··· Dataset records

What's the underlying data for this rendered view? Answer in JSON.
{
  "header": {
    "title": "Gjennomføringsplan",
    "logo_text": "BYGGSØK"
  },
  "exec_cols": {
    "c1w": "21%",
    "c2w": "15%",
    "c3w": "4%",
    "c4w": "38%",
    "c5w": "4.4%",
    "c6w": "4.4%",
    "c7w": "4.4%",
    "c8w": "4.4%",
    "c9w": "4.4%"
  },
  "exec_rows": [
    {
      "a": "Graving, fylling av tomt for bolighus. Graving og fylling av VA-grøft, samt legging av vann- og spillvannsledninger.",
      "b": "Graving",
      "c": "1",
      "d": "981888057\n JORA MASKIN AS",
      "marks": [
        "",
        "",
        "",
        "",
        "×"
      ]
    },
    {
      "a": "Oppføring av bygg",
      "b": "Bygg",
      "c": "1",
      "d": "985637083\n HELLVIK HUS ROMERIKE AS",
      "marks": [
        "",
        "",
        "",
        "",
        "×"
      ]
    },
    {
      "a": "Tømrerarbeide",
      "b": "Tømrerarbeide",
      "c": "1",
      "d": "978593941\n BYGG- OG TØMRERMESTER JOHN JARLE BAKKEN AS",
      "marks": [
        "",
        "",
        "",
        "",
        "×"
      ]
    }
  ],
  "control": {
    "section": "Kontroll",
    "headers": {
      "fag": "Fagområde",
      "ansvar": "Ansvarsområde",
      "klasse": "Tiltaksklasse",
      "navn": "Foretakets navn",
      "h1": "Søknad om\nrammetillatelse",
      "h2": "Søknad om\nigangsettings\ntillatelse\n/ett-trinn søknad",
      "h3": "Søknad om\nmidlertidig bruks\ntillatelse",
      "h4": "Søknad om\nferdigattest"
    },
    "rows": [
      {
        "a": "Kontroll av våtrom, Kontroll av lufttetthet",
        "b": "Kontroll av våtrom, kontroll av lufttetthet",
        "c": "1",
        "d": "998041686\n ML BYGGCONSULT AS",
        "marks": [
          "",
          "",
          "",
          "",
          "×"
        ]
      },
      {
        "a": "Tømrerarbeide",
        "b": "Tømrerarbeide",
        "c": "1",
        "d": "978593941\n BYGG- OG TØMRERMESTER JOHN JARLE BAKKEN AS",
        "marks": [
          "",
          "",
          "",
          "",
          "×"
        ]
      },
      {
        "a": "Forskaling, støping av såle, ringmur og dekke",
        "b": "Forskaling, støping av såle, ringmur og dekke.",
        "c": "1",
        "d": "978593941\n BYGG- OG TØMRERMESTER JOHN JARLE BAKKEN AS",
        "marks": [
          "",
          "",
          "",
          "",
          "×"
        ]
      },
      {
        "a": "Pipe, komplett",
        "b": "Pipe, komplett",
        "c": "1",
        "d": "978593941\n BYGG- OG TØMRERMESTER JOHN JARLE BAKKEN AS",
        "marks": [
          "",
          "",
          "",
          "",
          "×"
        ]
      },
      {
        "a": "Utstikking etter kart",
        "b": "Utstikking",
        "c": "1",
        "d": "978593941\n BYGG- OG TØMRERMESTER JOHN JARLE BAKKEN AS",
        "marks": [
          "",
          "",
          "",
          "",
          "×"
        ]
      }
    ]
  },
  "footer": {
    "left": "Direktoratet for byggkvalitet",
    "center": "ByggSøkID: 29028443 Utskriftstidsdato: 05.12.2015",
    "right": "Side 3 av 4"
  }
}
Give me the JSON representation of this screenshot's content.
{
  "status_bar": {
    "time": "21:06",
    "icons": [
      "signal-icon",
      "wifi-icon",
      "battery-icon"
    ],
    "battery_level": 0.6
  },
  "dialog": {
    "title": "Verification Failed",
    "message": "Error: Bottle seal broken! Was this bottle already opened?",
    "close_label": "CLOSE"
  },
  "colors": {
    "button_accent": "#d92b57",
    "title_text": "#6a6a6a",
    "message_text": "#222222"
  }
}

······

- Work instructions
Each line above that includes "ringmur" should be shown.

- Result of the task
        "a": "Forskaling, støping av såle, ringmur og dekke",
        "b": "Forskaling, støping av såle, ringmur og dekke.",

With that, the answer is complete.